§ YOUR TASK
Select the lines of the records containing the word "name" and list them.

** BEGIN DATA FOR THE TASK **

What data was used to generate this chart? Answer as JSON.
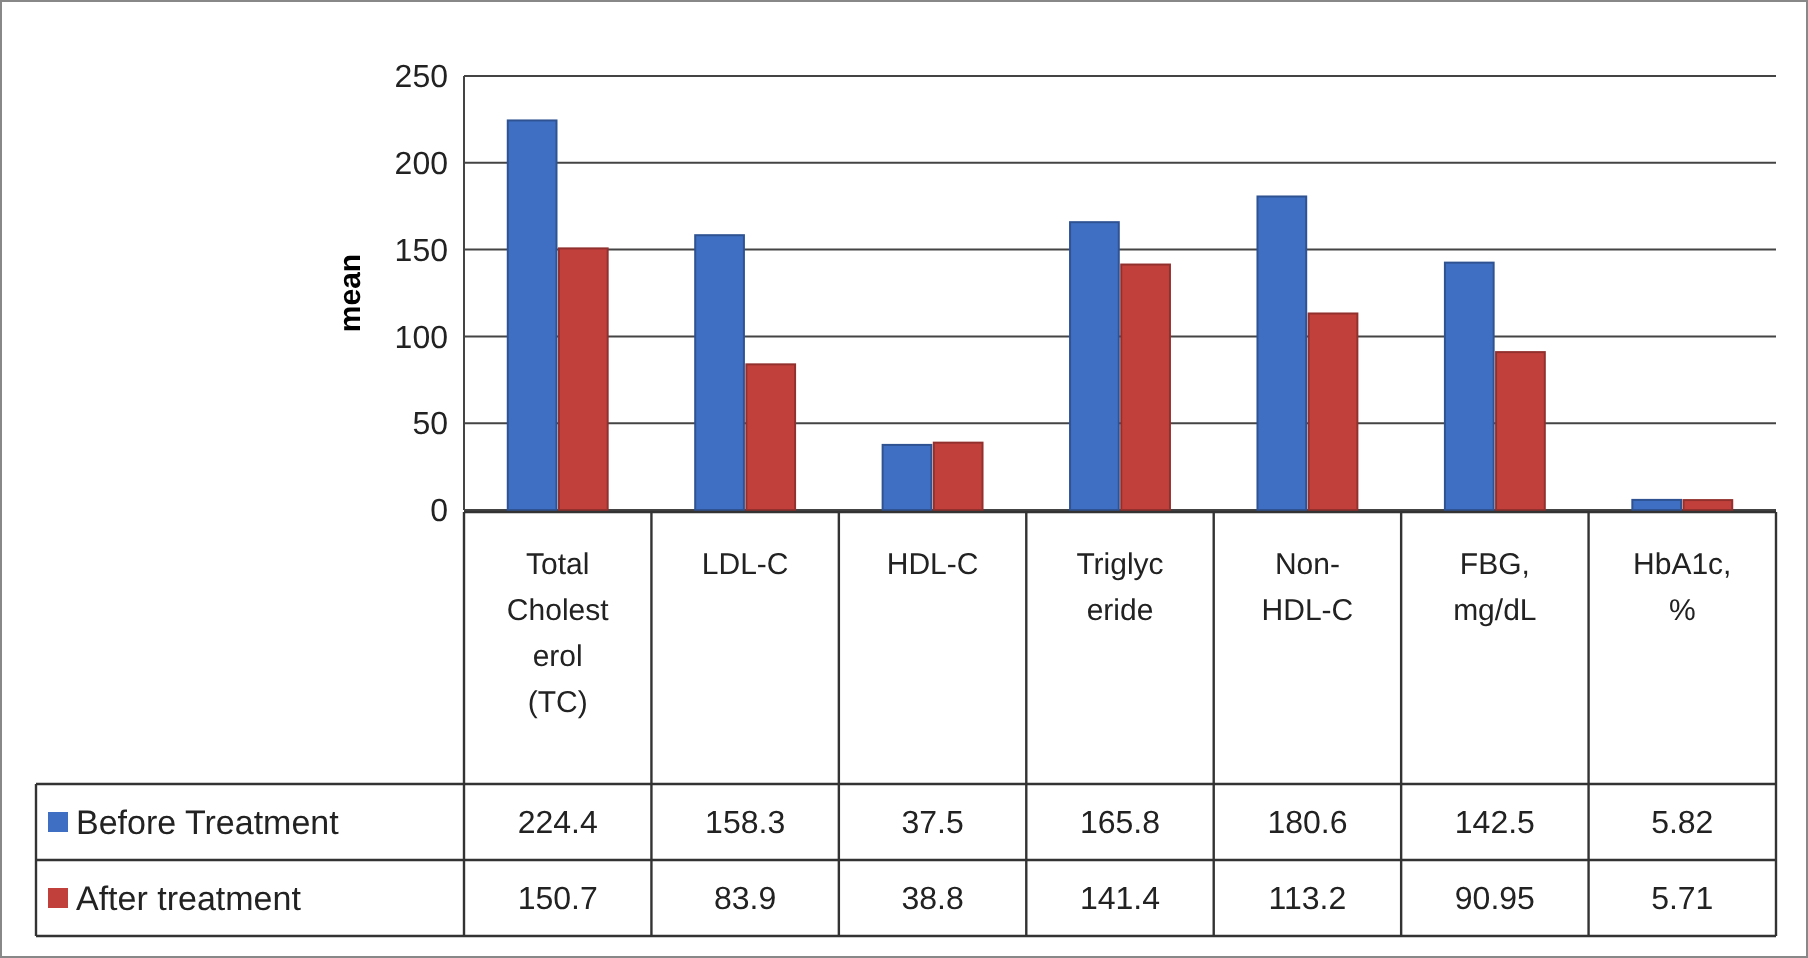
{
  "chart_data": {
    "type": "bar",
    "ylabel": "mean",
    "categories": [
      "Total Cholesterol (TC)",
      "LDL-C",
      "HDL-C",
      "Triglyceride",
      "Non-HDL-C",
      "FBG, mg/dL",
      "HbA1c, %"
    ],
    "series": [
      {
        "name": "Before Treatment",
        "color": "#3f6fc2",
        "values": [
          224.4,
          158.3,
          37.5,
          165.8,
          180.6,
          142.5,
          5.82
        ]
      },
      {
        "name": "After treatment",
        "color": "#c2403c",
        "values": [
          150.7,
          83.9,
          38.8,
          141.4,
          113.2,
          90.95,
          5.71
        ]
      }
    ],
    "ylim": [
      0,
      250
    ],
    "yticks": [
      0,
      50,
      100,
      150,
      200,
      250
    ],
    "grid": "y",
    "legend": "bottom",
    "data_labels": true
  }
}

** END DATA FOR THE TASK **
** BEGIN DATA FOR THE TASK **

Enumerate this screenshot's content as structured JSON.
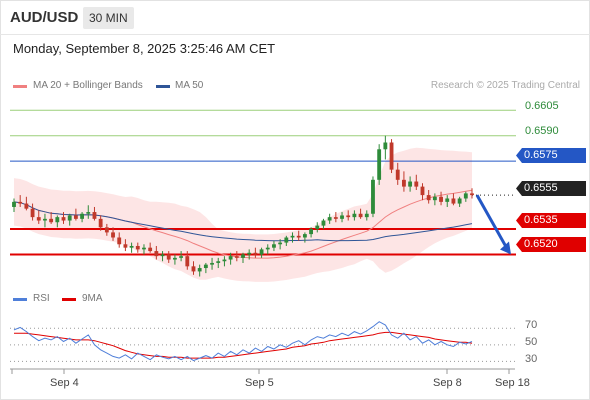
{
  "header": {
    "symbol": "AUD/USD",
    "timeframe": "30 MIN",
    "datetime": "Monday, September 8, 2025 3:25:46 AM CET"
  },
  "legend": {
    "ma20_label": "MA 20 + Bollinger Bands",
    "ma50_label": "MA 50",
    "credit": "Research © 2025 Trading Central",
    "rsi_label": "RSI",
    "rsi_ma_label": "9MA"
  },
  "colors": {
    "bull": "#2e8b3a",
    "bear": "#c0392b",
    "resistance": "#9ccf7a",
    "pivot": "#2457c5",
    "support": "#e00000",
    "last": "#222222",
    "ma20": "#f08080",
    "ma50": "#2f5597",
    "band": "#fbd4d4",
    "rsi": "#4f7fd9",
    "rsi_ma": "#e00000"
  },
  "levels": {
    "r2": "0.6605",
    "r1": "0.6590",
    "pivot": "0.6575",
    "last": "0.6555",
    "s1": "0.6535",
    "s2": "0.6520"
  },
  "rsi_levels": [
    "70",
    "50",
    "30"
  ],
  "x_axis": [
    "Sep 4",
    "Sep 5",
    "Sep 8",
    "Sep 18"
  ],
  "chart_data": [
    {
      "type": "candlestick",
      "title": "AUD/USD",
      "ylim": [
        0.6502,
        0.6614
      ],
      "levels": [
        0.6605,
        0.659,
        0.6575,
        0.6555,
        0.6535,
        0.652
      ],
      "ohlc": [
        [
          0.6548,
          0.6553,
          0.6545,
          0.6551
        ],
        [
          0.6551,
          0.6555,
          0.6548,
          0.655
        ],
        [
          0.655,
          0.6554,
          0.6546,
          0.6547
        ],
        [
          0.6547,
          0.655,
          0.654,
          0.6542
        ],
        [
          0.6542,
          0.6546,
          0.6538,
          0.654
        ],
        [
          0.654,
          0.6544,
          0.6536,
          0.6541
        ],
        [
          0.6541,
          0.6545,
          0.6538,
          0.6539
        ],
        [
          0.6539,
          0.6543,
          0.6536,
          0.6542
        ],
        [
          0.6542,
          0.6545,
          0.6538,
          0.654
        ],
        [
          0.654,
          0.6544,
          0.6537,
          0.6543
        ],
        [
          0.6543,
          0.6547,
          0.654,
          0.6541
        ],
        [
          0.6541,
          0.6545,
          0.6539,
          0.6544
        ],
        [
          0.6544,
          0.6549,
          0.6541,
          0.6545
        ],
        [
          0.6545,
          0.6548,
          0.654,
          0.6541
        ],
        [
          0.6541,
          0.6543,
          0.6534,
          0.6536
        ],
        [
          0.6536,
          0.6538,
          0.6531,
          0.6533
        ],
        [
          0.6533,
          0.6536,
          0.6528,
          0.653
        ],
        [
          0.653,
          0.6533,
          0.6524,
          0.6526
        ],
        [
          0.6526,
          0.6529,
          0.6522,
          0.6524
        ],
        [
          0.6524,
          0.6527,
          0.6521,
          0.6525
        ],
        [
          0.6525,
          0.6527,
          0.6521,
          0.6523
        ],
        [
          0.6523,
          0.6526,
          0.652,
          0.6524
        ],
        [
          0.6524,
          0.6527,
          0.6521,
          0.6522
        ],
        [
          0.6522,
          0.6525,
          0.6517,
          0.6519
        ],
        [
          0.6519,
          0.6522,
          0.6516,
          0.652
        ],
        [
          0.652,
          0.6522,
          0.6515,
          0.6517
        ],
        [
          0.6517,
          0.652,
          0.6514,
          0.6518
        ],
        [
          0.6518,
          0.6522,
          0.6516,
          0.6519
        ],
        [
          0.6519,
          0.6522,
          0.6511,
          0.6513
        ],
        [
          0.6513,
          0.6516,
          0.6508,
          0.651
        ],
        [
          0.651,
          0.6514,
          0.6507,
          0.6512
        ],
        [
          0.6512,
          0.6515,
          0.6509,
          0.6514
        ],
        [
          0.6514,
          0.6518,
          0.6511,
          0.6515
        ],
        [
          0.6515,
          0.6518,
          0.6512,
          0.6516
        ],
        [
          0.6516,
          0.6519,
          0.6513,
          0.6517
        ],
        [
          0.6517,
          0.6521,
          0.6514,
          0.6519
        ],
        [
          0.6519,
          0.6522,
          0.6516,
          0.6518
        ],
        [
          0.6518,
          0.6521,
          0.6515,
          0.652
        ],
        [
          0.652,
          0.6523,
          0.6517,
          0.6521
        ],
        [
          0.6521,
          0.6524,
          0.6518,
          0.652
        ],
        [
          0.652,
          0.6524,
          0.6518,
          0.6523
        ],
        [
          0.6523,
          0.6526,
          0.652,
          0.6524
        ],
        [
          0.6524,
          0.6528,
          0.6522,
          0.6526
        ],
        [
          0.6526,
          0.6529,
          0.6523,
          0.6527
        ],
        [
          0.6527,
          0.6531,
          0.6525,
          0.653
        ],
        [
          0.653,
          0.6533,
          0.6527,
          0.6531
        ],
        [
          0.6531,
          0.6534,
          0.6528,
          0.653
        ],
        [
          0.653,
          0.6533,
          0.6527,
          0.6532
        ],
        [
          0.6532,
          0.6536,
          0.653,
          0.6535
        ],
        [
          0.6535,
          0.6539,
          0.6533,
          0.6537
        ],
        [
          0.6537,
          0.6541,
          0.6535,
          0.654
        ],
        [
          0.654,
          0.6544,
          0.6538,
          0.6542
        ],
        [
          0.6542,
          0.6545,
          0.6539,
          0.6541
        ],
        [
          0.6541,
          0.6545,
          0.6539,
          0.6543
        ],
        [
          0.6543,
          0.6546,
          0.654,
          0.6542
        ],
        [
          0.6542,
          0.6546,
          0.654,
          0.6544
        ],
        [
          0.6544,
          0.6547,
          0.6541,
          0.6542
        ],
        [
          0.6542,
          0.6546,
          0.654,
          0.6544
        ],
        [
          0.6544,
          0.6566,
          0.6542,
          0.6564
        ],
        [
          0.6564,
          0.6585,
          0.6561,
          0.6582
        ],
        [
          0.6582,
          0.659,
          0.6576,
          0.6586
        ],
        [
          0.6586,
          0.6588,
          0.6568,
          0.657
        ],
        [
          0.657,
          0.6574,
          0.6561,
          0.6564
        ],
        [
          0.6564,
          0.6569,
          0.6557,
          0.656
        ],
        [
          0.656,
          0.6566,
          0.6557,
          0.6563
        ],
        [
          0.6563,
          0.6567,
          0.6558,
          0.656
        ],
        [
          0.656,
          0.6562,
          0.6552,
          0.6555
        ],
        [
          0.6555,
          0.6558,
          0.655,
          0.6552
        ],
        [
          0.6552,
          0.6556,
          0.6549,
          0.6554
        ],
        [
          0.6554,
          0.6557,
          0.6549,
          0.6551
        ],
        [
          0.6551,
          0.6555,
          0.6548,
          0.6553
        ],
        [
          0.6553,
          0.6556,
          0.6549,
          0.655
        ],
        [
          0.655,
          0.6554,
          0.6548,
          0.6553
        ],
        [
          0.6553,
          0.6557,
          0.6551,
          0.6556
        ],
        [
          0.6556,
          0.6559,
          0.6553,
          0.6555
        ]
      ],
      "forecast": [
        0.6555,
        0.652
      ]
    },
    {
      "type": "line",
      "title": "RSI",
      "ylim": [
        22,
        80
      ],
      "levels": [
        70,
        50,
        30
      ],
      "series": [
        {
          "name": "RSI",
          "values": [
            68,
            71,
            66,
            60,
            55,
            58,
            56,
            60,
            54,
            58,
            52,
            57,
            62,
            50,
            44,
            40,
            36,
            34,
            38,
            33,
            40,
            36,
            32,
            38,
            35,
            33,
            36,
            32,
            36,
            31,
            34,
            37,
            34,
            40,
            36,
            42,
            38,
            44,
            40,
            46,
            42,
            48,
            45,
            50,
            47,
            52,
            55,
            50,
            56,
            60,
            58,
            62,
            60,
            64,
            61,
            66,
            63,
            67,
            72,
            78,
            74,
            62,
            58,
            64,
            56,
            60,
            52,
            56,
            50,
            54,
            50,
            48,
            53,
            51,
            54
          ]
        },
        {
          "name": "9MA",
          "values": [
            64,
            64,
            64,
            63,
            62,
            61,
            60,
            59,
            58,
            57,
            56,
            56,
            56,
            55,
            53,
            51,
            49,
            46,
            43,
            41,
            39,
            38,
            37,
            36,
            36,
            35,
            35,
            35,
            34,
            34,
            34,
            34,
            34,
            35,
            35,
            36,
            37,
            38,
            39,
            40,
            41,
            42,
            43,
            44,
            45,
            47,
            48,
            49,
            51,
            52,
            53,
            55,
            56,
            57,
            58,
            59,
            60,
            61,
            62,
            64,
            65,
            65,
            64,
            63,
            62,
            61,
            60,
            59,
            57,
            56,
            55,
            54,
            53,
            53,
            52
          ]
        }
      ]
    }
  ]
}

** END DATA FOR THE TASK **

§ REPLY
        "name": "Before Treatment",
        "name": "After treatment",
          "name": "RSI",
          "name": "9MA",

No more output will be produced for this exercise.